__SET PROBLEM__:
Quote exactly the lines running from the line with "Transcribe the text in this document." to the end of the entries, including both, and nothing else.
───
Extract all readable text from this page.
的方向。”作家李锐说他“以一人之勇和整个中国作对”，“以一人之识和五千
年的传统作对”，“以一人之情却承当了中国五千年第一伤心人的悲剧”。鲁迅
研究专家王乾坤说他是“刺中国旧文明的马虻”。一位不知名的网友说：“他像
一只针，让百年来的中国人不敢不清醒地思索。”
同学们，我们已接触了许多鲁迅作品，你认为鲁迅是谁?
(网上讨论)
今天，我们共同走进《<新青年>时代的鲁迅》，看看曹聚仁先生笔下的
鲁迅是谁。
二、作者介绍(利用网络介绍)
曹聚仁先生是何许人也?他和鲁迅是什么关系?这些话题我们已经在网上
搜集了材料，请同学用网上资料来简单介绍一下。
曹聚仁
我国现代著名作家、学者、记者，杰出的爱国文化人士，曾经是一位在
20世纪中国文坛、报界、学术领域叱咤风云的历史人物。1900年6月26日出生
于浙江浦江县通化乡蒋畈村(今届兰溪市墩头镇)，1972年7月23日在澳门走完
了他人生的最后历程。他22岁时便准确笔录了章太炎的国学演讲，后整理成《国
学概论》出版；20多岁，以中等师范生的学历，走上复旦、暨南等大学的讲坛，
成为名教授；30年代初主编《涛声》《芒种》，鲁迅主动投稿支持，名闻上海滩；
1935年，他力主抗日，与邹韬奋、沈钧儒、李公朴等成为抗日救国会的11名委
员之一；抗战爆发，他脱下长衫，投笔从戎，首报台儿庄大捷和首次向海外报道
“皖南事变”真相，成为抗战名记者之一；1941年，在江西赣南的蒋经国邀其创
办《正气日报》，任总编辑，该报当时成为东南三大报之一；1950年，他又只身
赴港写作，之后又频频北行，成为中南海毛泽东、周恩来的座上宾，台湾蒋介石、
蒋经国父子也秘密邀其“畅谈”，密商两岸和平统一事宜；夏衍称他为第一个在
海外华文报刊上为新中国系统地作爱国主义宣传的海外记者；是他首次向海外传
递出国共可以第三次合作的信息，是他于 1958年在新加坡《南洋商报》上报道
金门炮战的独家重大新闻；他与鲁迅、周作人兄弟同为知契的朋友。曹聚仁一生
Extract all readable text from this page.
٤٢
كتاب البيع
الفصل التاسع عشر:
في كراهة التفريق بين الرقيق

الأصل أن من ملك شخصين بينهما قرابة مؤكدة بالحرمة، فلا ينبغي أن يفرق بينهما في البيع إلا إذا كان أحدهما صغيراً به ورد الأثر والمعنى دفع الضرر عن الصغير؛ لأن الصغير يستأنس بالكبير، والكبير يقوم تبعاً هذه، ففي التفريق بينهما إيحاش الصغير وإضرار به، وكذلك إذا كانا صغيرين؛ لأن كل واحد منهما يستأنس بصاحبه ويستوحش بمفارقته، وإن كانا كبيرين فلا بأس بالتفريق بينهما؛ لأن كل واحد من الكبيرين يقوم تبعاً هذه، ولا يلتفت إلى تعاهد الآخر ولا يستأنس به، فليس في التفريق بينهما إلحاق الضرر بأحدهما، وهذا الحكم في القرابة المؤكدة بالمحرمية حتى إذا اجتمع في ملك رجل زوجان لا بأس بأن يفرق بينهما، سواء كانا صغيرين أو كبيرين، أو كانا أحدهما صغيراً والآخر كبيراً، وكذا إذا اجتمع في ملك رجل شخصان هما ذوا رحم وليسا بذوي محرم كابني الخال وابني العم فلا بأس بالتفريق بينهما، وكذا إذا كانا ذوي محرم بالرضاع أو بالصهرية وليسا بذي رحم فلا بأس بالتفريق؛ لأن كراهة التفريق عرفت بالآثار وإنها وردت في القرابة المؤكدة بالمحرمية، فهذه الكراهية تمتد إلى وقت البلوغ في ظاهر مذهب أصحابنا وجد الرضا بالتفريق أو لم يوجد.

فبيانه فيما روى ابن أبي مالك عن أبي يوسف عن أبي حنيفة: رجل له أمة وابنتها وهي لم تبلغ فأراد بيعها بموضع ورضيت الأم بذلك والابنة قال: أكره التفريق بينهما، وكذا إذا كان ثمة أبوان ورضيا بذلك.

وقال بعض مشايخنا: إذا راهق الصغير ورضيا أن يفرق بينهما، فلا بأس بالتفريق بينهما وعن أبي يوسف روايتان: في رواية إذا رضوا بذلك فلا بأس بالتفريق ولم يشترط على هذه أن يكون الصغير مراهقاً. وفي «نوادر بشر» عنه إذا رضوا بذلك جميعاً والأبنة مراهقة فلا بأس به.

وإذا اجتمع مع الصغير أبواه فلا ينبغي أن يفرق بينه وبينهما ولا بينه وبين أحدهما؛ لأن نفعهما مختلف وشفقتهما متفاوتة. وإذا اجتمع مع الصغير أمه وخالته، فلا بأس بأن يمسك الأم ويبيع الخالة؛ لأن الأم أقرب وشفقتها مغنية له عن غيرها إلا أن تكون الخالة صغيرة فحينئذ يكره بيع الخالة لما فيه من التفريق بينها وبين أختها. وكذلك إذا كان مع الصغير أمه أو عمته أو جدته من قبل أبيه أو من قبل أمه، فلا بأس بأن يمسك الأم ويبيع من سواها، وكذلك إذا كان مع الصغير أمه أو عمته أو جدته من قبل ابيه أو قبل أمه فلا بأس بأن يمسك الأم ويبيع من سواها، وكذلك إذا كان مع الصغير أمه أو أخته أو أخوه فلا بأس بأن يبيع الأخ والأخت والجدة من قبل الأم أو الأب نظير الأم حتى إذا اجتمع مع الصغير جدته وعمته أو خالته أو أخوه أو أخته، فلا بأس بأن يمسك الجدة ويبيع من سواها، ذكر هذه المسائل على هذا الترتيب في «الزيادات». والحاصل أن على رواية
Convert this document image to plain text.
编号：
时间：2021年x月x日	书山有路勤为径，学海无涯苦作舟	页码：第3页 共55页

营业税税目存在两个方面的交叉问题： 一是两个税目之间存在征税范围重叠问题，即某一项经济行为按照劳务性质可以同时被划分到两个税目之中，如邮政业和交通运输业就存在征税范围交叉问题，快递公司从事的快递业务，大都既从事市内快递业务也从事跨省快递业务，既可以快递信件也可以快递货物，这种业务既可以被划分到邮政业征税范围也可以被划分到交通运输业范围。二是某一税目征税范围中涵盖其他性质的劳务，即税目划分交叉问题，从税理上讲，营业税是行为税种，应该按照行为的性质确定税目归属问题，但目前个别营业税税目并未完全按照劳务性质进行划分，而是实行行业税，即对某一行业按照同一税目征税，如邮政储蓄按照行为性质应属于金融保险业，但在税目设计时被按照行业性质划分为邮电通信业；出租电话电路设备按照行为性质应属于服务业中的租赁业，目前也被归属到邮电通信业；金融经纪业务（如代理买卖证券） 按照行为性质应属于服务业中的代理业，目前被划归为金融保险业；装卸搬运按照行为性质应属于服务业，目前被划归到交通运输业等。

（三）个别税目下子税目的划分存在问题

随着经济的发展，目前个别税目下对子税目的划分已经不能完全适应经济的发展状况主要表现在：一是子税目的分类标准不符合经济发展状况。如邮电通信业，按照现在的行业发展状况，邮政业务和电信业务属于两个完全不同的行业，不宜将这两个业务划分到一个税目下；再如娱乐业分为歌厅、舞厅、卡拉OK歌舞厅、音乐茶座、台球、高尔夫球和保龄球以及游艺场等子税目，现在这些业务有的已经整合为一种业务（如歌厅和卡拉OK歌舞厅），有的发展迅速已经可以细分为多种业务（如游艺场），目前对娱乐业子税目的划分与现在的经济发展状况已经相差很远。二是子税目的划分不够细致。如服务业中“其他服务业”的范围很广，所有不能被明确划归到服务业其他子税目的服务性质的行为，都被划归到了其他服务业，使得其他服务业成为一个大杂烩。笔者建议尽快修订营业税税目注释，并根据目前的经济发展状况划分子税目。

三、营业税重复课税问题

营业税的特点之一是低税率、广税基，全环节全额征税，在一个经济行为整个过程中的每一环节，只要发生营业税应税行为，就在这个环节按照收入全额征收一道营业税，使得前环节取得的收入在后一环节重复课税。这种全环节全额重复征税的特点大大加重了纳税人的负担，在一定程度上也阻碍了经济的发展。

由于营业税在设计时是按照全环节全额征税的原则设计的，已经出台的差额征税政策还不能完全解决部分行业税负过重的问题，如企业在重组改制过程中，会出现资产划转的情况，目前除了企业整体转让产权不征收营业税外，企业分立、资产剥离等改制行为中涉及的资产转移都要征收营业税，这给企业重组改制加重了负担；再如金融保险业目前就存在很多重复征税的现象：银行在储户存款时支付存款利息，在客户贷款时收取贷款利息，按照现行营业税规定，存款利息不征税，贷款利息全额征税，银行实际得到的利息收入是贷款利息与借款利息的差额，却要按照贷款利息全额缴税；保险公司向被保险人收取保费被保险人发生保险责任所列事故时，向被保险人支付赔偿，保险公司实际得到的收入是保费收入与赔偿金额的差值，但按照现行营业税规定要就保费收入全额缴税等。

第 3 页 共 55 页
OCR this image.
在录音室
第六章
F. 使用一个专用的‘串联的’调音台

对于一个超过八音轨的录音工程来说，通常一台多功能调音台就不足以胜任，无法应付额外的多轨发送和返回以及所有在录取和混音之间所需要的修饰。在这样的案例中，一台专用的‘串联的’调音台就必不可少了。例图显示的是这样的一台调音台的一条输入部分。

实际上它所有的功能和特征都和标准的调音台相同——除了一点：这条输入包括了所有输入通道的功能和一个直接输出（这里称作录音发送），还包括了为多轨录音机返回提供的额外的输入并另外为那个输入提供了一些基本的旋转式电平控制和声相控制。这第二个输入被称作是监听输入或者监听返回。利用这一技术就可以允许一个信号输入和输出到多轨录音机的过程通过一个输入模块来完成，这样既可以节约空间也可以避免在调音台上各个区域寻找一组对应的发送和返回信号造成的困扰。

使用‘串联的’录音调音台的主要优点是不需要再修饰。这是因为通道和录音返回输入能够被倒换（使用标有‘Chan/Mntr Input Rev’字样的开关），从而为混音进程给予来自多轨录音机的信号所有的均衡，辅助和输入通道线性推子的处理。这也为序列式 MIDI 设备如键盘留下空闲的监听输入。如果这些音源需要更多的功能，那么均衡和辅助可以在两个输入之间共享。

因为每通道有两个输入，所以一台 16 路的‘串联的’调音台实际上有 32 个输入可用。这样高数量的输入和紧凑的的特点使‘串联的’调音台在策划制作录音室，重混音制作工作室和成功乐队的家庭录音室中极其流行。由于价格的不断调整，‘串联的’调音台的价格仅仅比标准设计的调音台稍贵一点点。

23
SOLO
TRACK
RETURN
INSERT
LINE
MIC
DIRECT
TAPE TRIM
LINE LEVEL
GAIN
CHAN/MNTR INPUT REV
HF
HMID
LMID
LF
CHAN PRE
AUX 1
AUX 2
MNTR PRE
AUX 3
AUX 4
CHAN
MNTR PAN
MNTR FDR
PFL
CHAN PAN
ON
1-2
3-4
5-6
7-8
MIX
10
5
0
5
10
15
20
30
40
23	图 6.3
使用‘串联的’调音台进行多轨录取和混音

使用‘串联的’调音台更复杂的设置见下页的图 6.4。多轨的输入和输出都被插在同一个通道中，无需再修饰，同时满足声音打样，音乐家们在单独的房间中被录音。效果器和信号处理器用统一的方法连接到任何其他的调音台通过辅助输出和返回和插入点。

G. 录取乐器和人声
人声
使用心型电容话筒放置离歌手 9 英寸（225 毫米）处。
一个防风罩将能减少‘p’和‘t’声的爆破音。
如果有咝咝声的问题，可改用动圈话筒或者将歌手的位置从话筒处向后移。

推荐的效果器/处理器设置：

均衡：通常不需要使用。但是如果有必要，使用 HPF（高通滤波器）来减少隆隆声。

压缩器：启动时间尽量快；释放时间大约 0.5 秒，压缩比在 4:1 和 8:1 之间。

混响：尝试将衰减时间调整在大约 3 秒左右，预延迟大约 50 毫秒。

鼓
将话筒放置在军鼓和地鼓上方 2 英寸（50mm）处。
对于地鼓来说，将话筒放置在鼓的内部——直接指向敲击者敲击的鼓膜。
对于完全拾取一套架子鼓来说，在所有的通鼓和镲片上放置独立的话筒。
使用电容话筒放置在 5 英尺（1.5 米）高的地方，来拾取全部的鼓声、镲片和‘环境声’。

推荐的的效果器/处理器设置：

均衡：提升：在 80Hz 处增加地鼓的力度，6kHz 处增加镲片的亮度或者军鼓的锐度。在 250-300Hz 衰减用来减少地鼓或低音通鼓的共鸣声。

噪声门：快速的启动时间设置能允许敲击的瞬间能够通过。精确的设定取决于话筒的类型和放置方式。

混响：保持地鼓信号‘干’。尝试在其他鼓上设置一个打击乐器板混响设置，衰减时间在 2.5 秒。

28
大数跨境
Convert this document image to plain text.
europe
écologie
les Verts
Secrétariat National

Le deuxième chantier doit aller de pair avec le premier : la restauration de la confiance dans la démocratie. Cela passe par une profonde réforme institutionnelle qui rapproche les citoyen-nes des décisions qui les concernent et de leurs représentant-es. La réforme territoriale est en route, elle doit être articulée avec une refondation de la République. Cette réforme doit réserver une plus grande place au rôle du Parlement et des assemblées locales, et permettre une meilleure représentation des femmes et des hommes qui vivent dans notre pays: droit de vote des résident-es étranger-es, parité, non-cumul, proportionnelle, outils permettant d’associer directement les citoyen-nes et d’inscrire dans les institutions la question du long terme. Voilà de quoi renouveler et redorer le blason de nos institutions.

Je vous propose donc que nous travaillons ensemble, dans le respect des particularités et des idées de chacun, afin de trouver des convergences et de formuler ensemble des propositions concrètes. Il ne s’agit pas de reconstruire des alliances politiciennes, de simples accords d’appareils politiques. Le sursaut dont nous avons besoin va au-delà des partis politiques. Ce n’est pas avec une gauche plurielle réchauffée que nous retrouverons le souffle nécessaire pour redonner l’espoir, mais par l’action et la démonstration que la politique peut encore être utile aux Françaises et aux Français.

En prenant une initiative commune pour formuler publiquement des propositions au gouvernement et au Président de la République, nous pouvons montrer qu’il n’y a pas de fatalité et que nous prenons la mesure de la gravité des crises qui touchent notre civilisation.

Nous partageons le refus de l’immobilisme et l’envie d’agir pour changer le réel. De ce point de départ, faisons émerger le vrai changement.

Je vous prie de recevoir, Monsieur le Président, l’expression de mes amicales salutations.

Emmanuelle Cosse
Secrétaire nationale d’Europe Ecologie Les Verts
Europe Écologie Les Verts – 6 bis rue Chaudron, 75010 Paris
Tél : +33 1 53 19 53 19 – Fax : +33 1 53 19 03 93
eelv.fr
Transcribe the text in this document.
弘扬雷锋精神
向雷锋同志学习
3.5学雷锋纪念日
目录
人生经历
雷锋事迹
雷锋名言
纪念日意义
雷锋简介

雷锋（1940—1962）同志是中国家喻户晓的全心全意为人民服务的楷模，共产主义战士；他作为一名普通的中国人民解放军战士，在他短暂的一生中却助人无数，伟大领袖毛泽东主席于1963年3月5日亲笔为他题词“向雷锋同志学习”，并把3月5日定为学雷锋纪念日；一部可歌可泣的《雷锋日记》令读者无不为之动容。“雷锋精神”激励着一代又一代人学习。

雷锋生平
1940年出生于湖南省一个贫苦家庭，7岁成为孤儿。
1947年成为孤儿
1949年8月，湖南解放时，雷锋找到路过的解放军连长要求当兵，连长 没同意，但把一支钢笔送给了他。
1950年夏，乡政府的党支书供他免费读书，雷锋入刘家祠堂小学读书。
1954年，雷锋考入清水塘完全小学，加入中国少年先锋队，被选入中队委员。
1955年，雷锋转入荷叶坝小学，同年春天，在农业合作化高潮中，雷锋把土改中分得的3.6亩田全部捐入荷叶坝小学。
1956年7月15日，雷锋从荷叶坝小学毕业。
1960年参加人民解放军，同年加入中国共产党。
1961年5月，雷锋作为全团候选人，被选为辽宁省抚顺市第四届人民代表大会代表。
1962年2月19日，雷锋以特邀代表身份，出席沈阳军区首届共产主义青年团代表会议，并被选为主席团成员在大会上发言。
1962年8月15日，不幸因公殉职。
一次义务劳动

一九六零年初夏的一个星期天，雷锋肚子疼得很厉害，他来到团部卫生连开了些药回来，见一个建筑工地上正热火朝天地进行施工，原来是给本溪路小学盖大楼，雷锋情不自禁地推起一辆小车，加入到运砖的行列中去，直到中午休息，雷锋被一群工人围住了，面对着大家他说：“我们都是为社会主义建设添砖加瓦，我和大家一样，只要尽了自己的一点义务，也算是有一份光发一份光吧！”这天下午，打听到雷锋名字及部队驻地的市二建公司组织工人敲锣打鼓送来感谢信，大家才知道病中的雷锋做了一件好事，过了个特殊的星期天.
───
__FINISHED EXERCISE__:
Transcribe the text in this document.
弘扬雷锋精神
向雷锋同志学习
3.5学雷锋纪念日
目录
人生经历
雷锋事迹
雷锋名言
纪念日意义
雷锋简介

雷锋（1940—1962）同志是中国家喻户晓的全心全意为人民服务的楷模，共产主义战士；他作为一名普通的中国人民解放军战士，在他短暂的一生中却助人无数，伟大领袖毛泽东主席于1963年3月5日亲笔为他题词“向雷锋同志学习”，并把3月5日定为学雷锋纪念日；一部可歌可泣的《雷锋日记》令读者无不为之动容。“雷锋精神”激励着一代又一代人学习。

雷锋生平
1940年出生于湖南省一个贫苦家庭，7岁成为孤儿。
1947年成为孤儿
1949年8月，湖南解放时，雷锋找到路过的解放军连长要求当兵，连长 没同意，但把一支钢笔送给了他。
1950年夏，乡政府的党支书供他免费读书，雷锋入刘家祠堂小学读书。
1954年，雷锋考入清水塘完全小学，加入中国少年先锋队，被选入中队委员。
1955年，雷锋转入荷叶坝小学，同年春天，在农业合作化高潮中，雷锋把土改中分得的3.6亩田全部捐入荷叶坝小学。
1956年7月15日，雷锋从荷叶坝小学毕业。
1960年参加人民解放军，同年加入中国共产党。
1961年5月，雷锋作为全团候选人，被选为辽宁省抚顺市第四届人民代表大会代表。
1962年2月19日，雷锋以特邀代表身份，出席沈阳军区首届共产主义青年团代表会议，并被选为主席团成员在大会上发言。
1962年8月15日，不幸因公殉职。
一次义务劳动

一九六零年初夏的一个星期天，雷锋肚子疼得很厉害，他来到团部卫生连开了些药回来，见一个建筑工地上正热火朝天地进行施工，原来是给本溪路小学盖大楼，雷锋情不自禁地推起一辆小车，加入到运砖的行列中去，直到中午休息，雷锋被一群工人围住了，面对着大家他说：“我们都是为社会主义建设添砖加瓦，我和大家一样，只要尽了自己的一点义务，也算是有一份光发一份光吧！”这天下午，打听到雷锋名字及部队驻地的市二建公司组织工人敲锣打鼓送来感谢信，大家才知道病中的雷锋做了一件好事，过了个特殊的星期天.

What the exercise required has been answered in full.